◆ Exercise aim ◆
Pull out every line below holding the word "life".

─── Data to use

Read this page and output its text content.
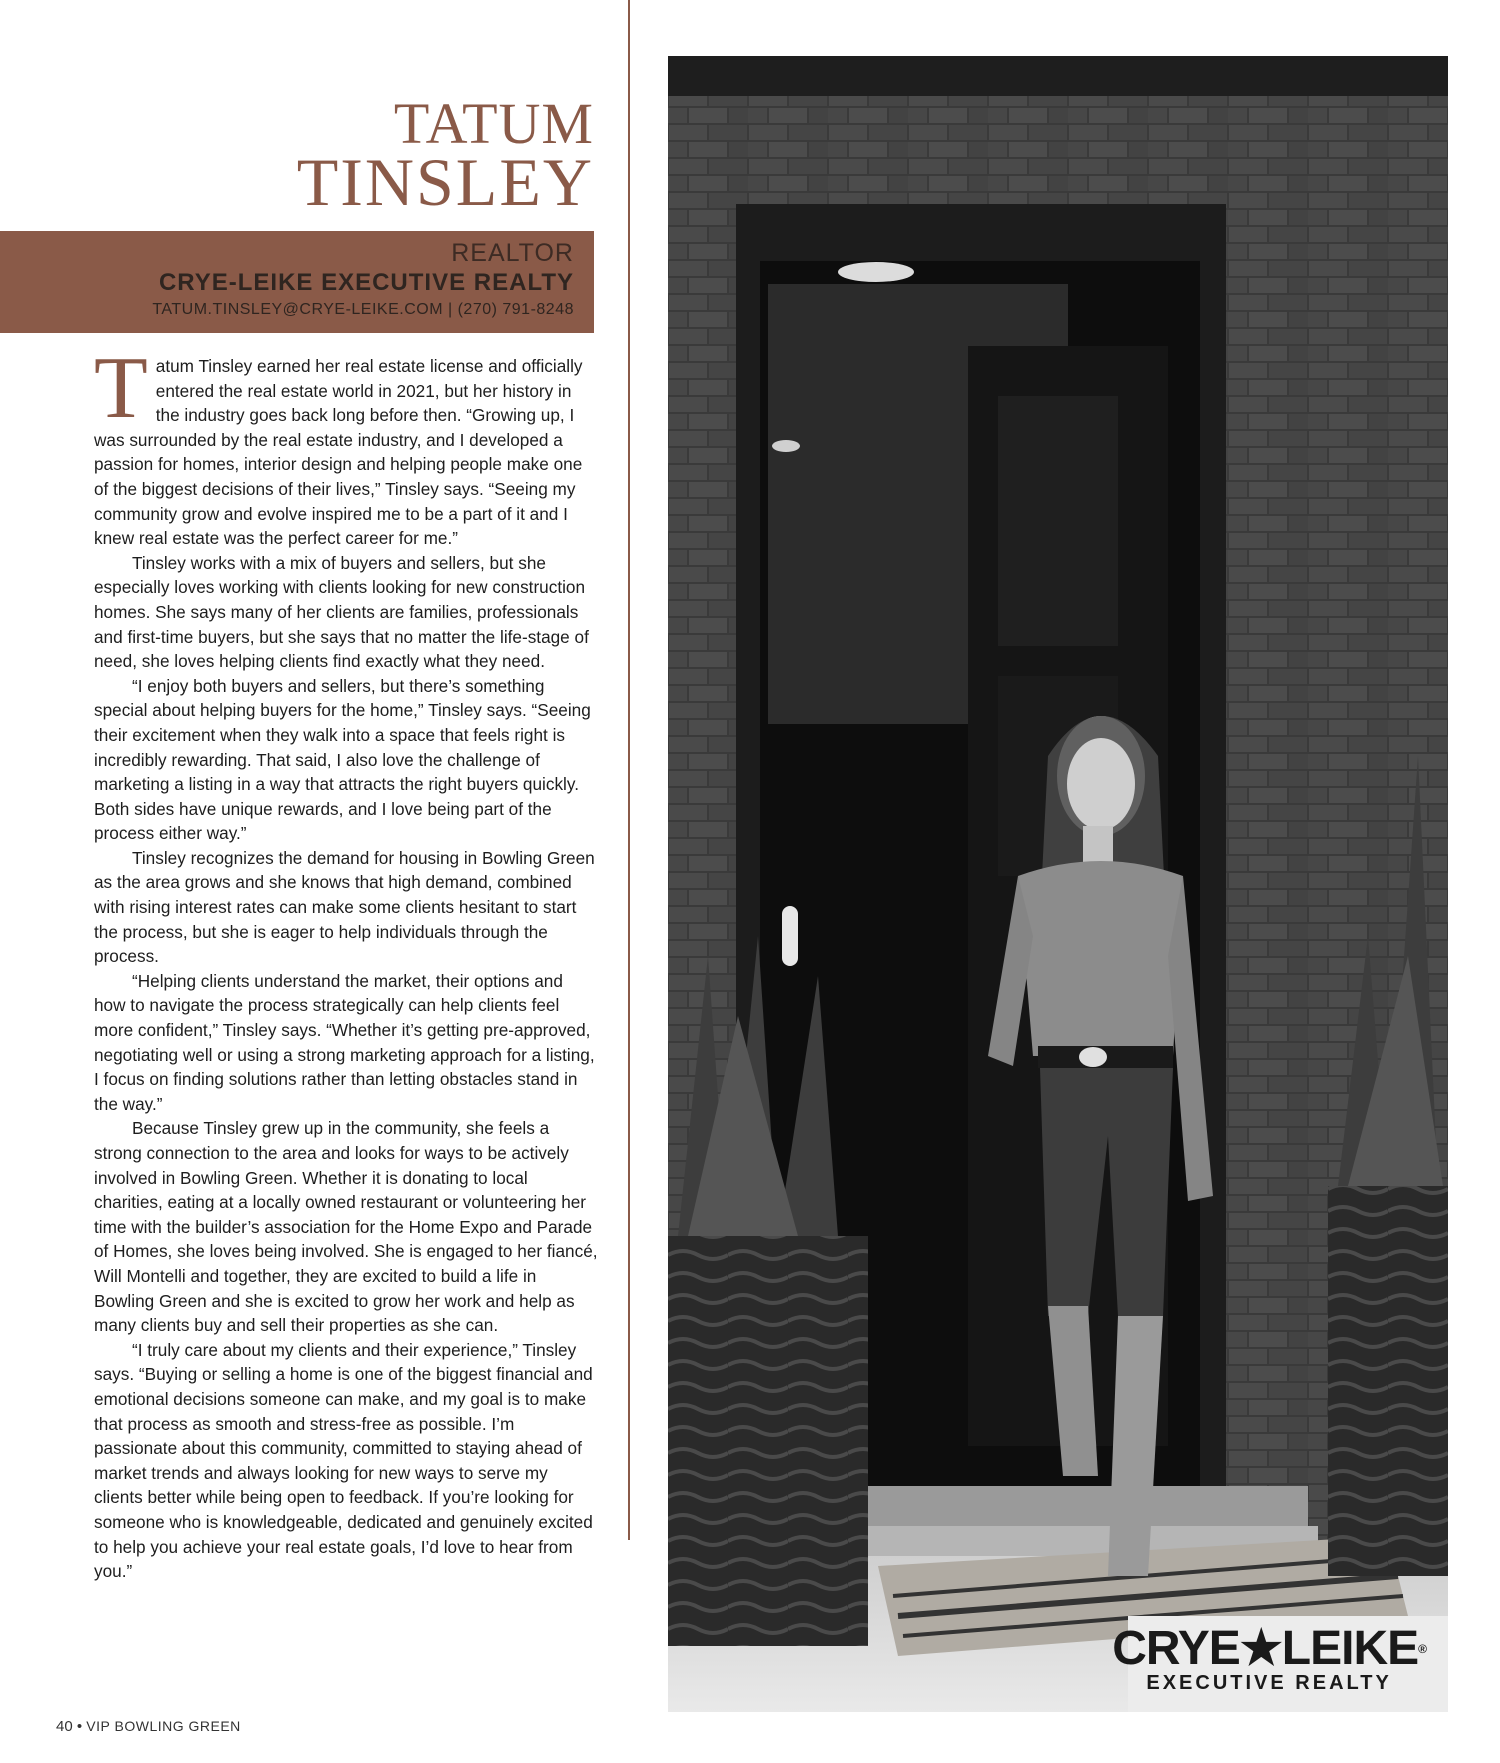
TATUM
TINSLEY
REALTOR
CRYE-LEIKE EXECUTIVE REALTY
TATUM.TINSLEY@CRYE-LEIKE.COM | (270) 791-8248

Tatum Tinsley earned her real estate license and officially entered the real estate world in 2021, but her history in the industry goes back long before then. “Growing up, I was surrounded by the real estate industry, and I developed a passion for homes, interior design and helping people make one of the biggest decisions of their lives,” Tinsley says. “Seeing my community grow and evolve inspired me to be a part of it and I knew real estate was the perfect career for me.”

Tinsley works with a mix of buyers and sellers, but she especially loves working with clients looking for new construction homes. She says many of her clients are families, professionals and first-time buyers, but she says that no matter the life-stage of need, she loves helping clients find exactly what they need.

“I enjoy both buyers and sellers, but there’s something special about helping buyers for the home,” Tinsley says. “Seeing their excitement when they walk into a space that feels right is incredibly rewarding. That said, I also love the challenge of marketing a listing in a way that attracts the right buyers quickly. Both sides have unique rewards, and I love being part of the process either way.”

Tinsley recognizes the demand for housing in Bowling Green as the area grows and she knows that high demand, combined with rising interest rates can make some clients hesitant to start the process, but she is eager to help individuals through the process.

“Helping clients understand the market, their options and how to navigate the process strategically can help clients feel more confident,” Tinsley says. “Whether it’s getting pre-approved, negotiating well or using a strong marketing approach for a listing, I focus on finding solutions rather than letting obstacles stand in the way.”

Because Tinsley grew up in the community, she feels a strong connection to the area and looks for ways to be actively involved in Bowling Green. Whether it is donating to local charities, eating at a locally owned restaurant or volunteering her time with the builder’s association for the Home Expo and Parade of Homes, she loves being involved. She is engaged to her fiancé, Will Montelli and together, they are excited to build a life in Bowling Green and she is excited to grow her work and help as many clients buy and sell their properties as she can.

“I truly care about my clients and their experience,” Tinsley says. “Buying or selling a home is one of the biggest financial and emotional decisions someone can make, and my goal is to make that process as smooth and stress-free as possible. I’m passionate about this community, committed to staying ahead of market trends and always looking for new ways to serve my clients better while being open to feedback. If you’re looking for someone who is knowledgeable, dedicated and genuinely excited to help you achieve your real estate goals, I’d love to hear from you.”

CRYE★LEIKE®
EXECUTIVE REALTY
40 • VIP BOWLING GREEN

──────

◆ Exercise output ◆
Tinsley works with a mix of buyers and sellers, but she especially loves working with clients looking for new construction homes. She says many of her clients are families, professionals and first-time buyers, but she says that no matter the life-stage of need, she loves helping clients find exactly what they need.
Because Tinsley grew up in the community, she feels a strong connection to the area and looks for ways to be actively involved in Bowling Green. Whether it is donating to local charities, eating at a locally owned restaurant or volunteering her time with the builder’s association for the Home Expo and Parade of Homes, she loves being involved. She is engaged to her fiancé, Will Montelli and together, they are excited to build a life in Bowling Green and she is excited to grow her work and help as many clients buy and sell their properties as she can.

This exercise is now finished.